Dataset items
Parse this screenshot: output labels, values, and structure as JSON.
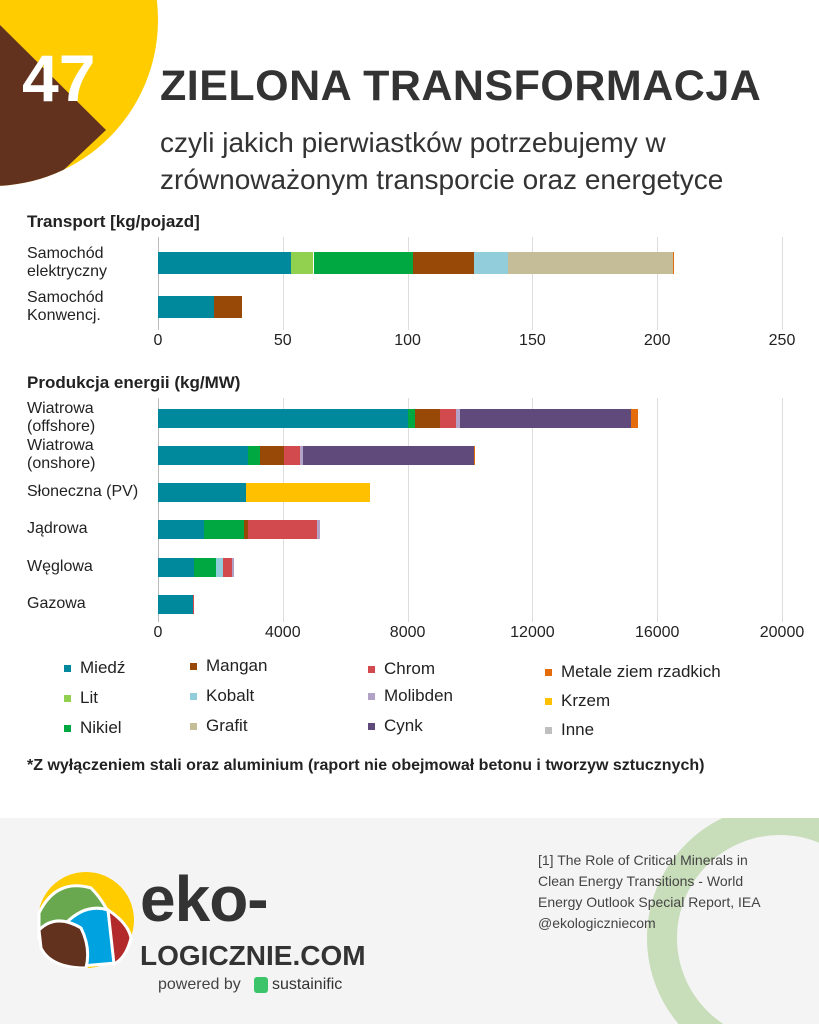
{
  "header": {
    "number": "47",
    "title": "ZIELONA TRANSFORMACJA",
    "subtitle": "czyli jakich pierwiastków potrzebujemy w zrównoważonym transporcie oraz energetyce"
  },
  "colors": {
    "Miedź": "#00889c",
    "Lit": "#92d050",
    "Nikiel": "#00a842",
    "Mangan": "#984807",
    "Kobalt": "#92cddc",
    "Grafit": "#c4bd97",
    "Chrom": "#d2494e",
    "Molibden": "#b3a2c7",
    "Cynk": "#604a7b",
    "Metale ziem rzadkich": "#e46c0a",
    "Krzem": "#ffc000",
    "Inne": "#bfbfbf"
  },
  "chart_data": [
    {
      "type": "bar",
      "orientation": "horizontal",
      "stacked": true,
      "title": "Transport [kg/pojazd]",
      "xlim": [
        0,
        250
      ],
      "ticks": [
        "0",
        "50",
        "100",
        "150",
        "200",
        "250"
      ],
      "grid": true,
      "categories": [
        "Samochód elektryczny",
        "Samochód Konwencj."
      ],
      "series": [
        {
          "name": "Miedź",
          "values": [
            53.4,
            22.4
          ]
        },
        {
          "name": "Lit",
          "values": [
            8.9,
            0
          ]
        },
        {
          "name": "Nikiel",
          "values": [
            39.9,
            0
          ]
        },
        {
          "name": "Mangan",
          "values": [
            24.4,
            11.3
          ]
        },
        {
          "name": "Kobalt",
          "values": [
            13.6,
            0
          ]
        },
        {
          "name": "Grafit",
          "values": [
            66.1,
            0
          ]
        },
        {
          "name": "Metale ziem rzadkich",
          "values": [
            0.5,
            0
          ]
        }
      ]
    },
    {
      "type": "bar",
      "orientation": "horizontal",
      "stacked": true,
      "title": "Produkcja energii (kg/MW)",
      "xlim": [
        0,
        20000
      ],
      "ticks": [
        "0",
        "4000",
        "8000",
        "12000",
        "16000",
        "20000"
      ],
      "grid": true,
      "categories": [
        "Wiatrowa (offshore)",
        "Wiatrowa (onshore)",
        "Słoneczna (PV)",
        "Jądrowa",
        "Węglowa",
        "Gazowa"
      ],
      "series": [
        {
          "name": "Miedź",
          "values": [
            8000,
            2890,
            2830,
            1470,
            1150,
            1120
          ]
        },
        {
          "name": "Nikiel",
          "values": [
            240,
            390,
            0,
            1300,
            720,
            0
          ]
        },
        {
          "name": "Mangan",
          "values": [
            790,
            770,
            0,
            130,
            0,
            0
          ]
        },
        {
          "name": "Kobalt",
          "values": [
            0,
            0,
            0,
            0,
            200,
            0
          ]
        },
        {
          "name": "Chrom",
          "values": [
            530,
            490,
            0,
            2190,
            310,
            40
          ]
        },
        {
          "name": "Molibden",
          "values": [
            120,
            100,
            0,
            90,
            60,
            0
          ]
        },
        {
          "name": "Cynk",
          "values": [
            5490,
            5490,
            0,
            0,
            0,
            0
          ]
        },
        {
          "name": "Metale ziem rzadkich",
          "values": [
            230,
            20,
            0,
            0,
            0,
            0
          ]
        },
        {
          "name": "Krzem",
          "values": [
            0,
            0,
            3960,
            0,
            0,
            0
          ]
        }
      ]
    }
  ],
  "charts_labels": [
    [
      "Samochód\nelektryczny",
      "Samochód\nKonwencj."
    ],
    [
      "Wiatrowa\n(offshore)",
      "Wiatrowa\n(onshore)",
      "Słoneczna (PV)",
      "Jądrowa",
      "Węglowa",
      "Gazowa"
    ]
  ],
  "legend": [
    [
      "Miedź",
      "Lit",
      "Nikiel"
    ],
    [
      "Mangan",
      "Kobalt",
      "Grafit"
    ],
    [
      "Chrom",
      "Molibden",
      "Cynk"
    ],
    [
      "Metale ziem rzadkich",
      "Krzem",
      "Inne"
    ]
  ],
  "note": "*Z wyłączeniem stali oraz aluminium (raport nie obejmował betonu i tworzyw sztucznych)",
  "footer": {
    "source": "[1] The Role of Critical Minerals in Clean Energy Transitions - World Energy Outlook Special Report, IEA",
    "handle": "@ekologiczniecom",
    "brand_top": "eko-",
    "brand_bottom": "LOGICZNIE.COM",
    "powered": "powered by",
    "partner": "sustainific"
  }
}
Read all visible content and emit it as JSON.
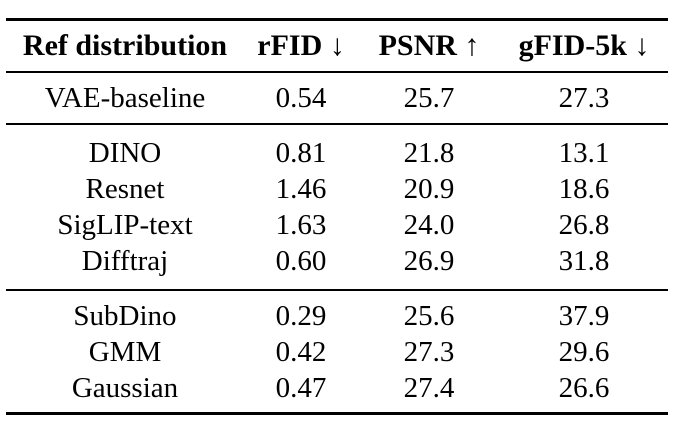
{
  "table": {
    "headers": [
      "Ref distribution",
      "rFID ↓",
      "PSNR ↑",
      "gFID-5k ↓"
    ],
    "groups": [
      {
        "rows": [
          [
            "VAE-baseline",
            "0.54",
            "25.7",
            "27.3"
          ]
        ]
      },
      {
        "rows": [
          [
            "DINO",
            "0.81",
            "21.8",
            "13.1"
          ],
          [
            "Resnet",
            "1.46",
            "20.9",
            "18.6"
          ],
          [
            "SigLIP-text",
            "1.63",
            "24.0",
            "26.8"
          ],
          [
            "Difftraj",
            "0.60",
            "26.9",
            "31.8"
          ]
        ]
      },
      {
        "rows": [
          [
            "SubDino",
            "0.29",
            "25.6",
            "37.9"
          ],
          [
            "GMM",
            "0.42",
            "27.3",
            "29.6"
          ],
          [
            "Gaussian",
            "0.47",
            "27.4",
            "26.6"
          ]
        ]
      }
    ],
    "colors": {
      "text": "#000000",
      "rule": "#000000",
      "background": "#ffffff"
    }
  },
  "chart_data": {
    "type": "table",
    "title": "",
    "columns": [
      "Ref distribution",
      "rFID ↓",
      "PSNR ↑",
      "gFID-5k ↓"
    ],
    "rows": [
      [
        "VAE-baseline",
        0.54,
        25.7,
        27.3
      ],
      [
        "DINO",
        0.81,
        21.8,
        13.1
      ],
      [
        "Resnet",
        1.46,
        20.9,
        18.6
      ],
      [
        "SigLIP-text",
        1.63,
        24.0,
        26.8
      ],
      [
        "Difftraj",
        0.6,
        26.9,
        31.8
      ],
      [
        "SubDino",
        0.29,
        25.6,
        37.9
      ],
      [
        "GMM",
        0.42,
        27.3,
        29.6
      ],
      [
        "Gaussian",
        0.47,
        27.4,
        26.6
      ]
    ],
    "row_groups": [
      [
        "VAE-baseline"
      ],
      [
        "DINO",
        "Resnet",
        "SigLIP-text",
        "Difftraj"
      ],
      [
        "SubDino",
        "GMM",
        "Gaussian"
      ]
    ]
  }
}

## WORK TO COMPLETE
Reproduce each line exactly, please, except for any pictures.

## TASK SOLUTION
Parse this screenshot: output labels, values, and structure as JSON.
{
  "header": {
    "number": "47",
    "title": "ZIELONA TRANSFORMACJA",
    "subtitle": "czyli jakich pierwiastków potrzebujemy w zrównoważonym transporcie oraz energetyce"
  },
  "colors": {
    "Miedź": "#00889c",
    "Lit": "#92d050",
    "Nikiel": "#00a842",
    "Mangan": "#984807",
    "Kobalt": "#92cddc",
    "Grafit": "#c4bd97",
    "Chrom": "#d2494e",
    "Molibden": "#b3a2c7",
    "Cynk": "#604a7b",
    "Metale ziem rzadkich": "#e46c0a",
    "Krzem": "#ffc000",
    "Inne": "#bfbfbf"
  },
  "chart_data": [
    {
      "type": "bar",
      "orientation": "horizontal",
      "stacked": true,
      "title": "Transport [kg/pojazd]",
      "xlim": [
        0,
        250
      ],
      "ticks": [
        "0",
        "50",
        "100",
        "150",
        "200",
        "250"
      ],
      "grid": true,
      "categories": [
        "Samochód elektryczny",
        "Samochód Konwencj."
      ],
      "series": [
        {
          "name": "Miedź",
          "values": [
            53.4,
            22.4
          ]
        },
        {
          "name": "Lit",
          "values": [
            8.9,
            0
          ]
        },
        {
          "name": "Nikiel",
          "values": [
            39.9,
            0
          ]
        },
        {
          "name": "Mangan",
          "values": [
            24.4,
            11.3
          ]
        },
        {
          "name": "Kobalt",
          "values": [
            13.6,
            0
          ]
        },
        {
          "name": "Grafit",
          "values": [
            66.1,
            0
          ]
        },
        {
          "name": "Metale ziem rzadkich",
          "values": [
            0.5,
            0
          ]
        }
      ]
    },
    {
      "type": "bar",
      "orientation": "horizontal",
      "stacked": true,
      "title": "Produkcja energii (kg/MW)",
      "xlim": [
        0,
        20000
      ],
      "ticks": [
        "0",
        "4000",
        "8000",
        "12000",
        "16000",
        "20000"
      ],
      "grid": true,
      "categories": [
        "Wiatrowa (offshore)",
        "Wiatrowa (onshore)",
        "Słoneczna (PV)",
        "Jądrowa",
        "Węglowa",
        "Gazowa"
      ],
      "series": [
        {
          "name": "Miedź",
          "values": [
            8000,
            2890,
            2830,
            1470,
            1150,
            1120
          ]
        },
        {
          "name": "Nikiel",
          "values": [
            240,
            390,
            0,
            1300,
            720,
            0
          ]
        },
        {
          "name": "Mangan",
          "values": [
            790,
            770,
            0,
            130,
            0,
            0
          ]
        },
        {
          "name": "Kobalt",
          "values": [
            0,
            0,
            0,
            0,
            200,
            0
          ]
        },
        {
          "name": "Chrom",
          "values": [
            530,
            490,
            0,
            2190,
            310,
            40
          ]
        },
        {
          "name": "Molibden",
          "values": [
            120,
            100,
            0,
            90,
            60,
            0
          ]
        },
        {
          "name": "Cynk",
          "values": [
            5490,
            5490,
            0,
            0,
            0,
            0
          ]
        },
        {
          "name": "Metale ziem rzadkich",
          "values": [
            230,
            20,
            0,
            0,
            0,
            0
          ]
        },
        {
          "name": "Krzem",
          "values": [
            0,
            0,
            3960,
            0,
            0,
            0
          ]
        }
      ]
    }
  ],
  "charts_labels": [
    [
      "Samochód\nelektryczny",
      "Samochód\nKonwencj."
    ],
    [
      "Wiatrowa\n(offshore)",
      "Wiatrowa\n(onshore)",
      "Słoneczna (PV)",
      "Jądrowa",
      "Węglowa",
      "Gazowa"
    ]
  ],
  "legend": [
    [
      "Miedź",
      "Lit",
      "Nikiel"
    ],
    [
      "Mangan",
      "Kobalt",
      "Grafit"
    ],
    [
      "Chrom",
      "Molibden",
      "Cynk"
    ],
    [
      "Metale ziem rzadkich",
      "Krzem",
      "Inne"
    ]
  ],
  "note": "*Z wyłączeniem stali oraz aluminium (raport nie obejmował betonu i tworzyw sztucznych)",
  "footer": {
    "source": "[1] The Role of Critical Minerals in Clean Energy Transitions - World Energy Outlook Special Report, IEA",
    "handle": "@ekologiczniecom",
    "brand_top": "eko-",
    "brand_bottom": "LOGICZNIE.COM",
    "powered": "powered by",
    "partner": "sustainific"
  }
}
Read all visible content and emit it as JSON.
{
  "table": {
    "headers": [
      "Ref distribution",
      "rFID ↓",
      "PSNR ↑",
      "gFID-5k ↓"
    ],
    "groups": [
      {
        "rows": [
          [
            "VAE-baseline",
            "0.54",
            "25.7",
            "27.3"
          ]
        ]
      },
      {
        "rows": [
          [
            "DINO",
            "0.81",
            "21.8",
            "13.1"
          ],
          [
            "Resnet",
            "1.46",
            "20.9",
            "18.6"
          ],
          [
            "SigLIP-text",
            "1.63",
            "24.0",
            "26.8"
          ],
          [
            "Difftraj",
            "0.60",
            "26.9",
            "31.8"
          ]
        ]
      },
      {
        "rows": [
          [
            "SubDino",
            "0.29",
            "25.6",
            "37.9"
          ],
          [
            "GMM",
            "0.42",
            "27.3",
            "29.6"
          ],
          [
            "Gaussian",
            "0.47",
            "27.4",
            "26.6"
          ]
        ]
      }
    ],
    "colors": {
      "text": "#000000",
      "rule": "#000000",
      "background": "#ffffff"
    }
  },
  "chart_data": {
    "type": "table",
    "title": "",
    "columns": [
      "Ref distribution",
      "rFID ↓",
      "PSNR ↑",
      "gFID-5k ↓"
    ],
    "rows": [
      [
        "VAE-baseline",
        0.54,
        25.7,
        27.3
      ],
      [
        "DINO",
        0.81,
        21.8,
        13.1
      ],
      [
        "Resnet",
        1.46,
        20.9,
        18.6
      ],
      [
        "SigLIP-text",
        1.63,
        24.0,
        26.8
      ],
      [
        "Difftraj",
        0.6,
        26.9,
        31.8
      ],
      [
        "SubDino",
        0.29,
        25.6,
        37.9
      ],
      [
        "GMM",
        0.42,
        27.3,
        29.6
      ],
      [
        "Gaussian",
        0.47,
        27.4,
        26.6
      ]
    ],
    "row_groups": [
      [
        "VAE-baseline"
      ],
      [
        "DINO",
        "Resnet",
        "SigLIP-text",
        "Difftraj"
      ],
      [
        "SubDino",
        "GMM",
        "Gaussian"
      ]
    ]
  }
}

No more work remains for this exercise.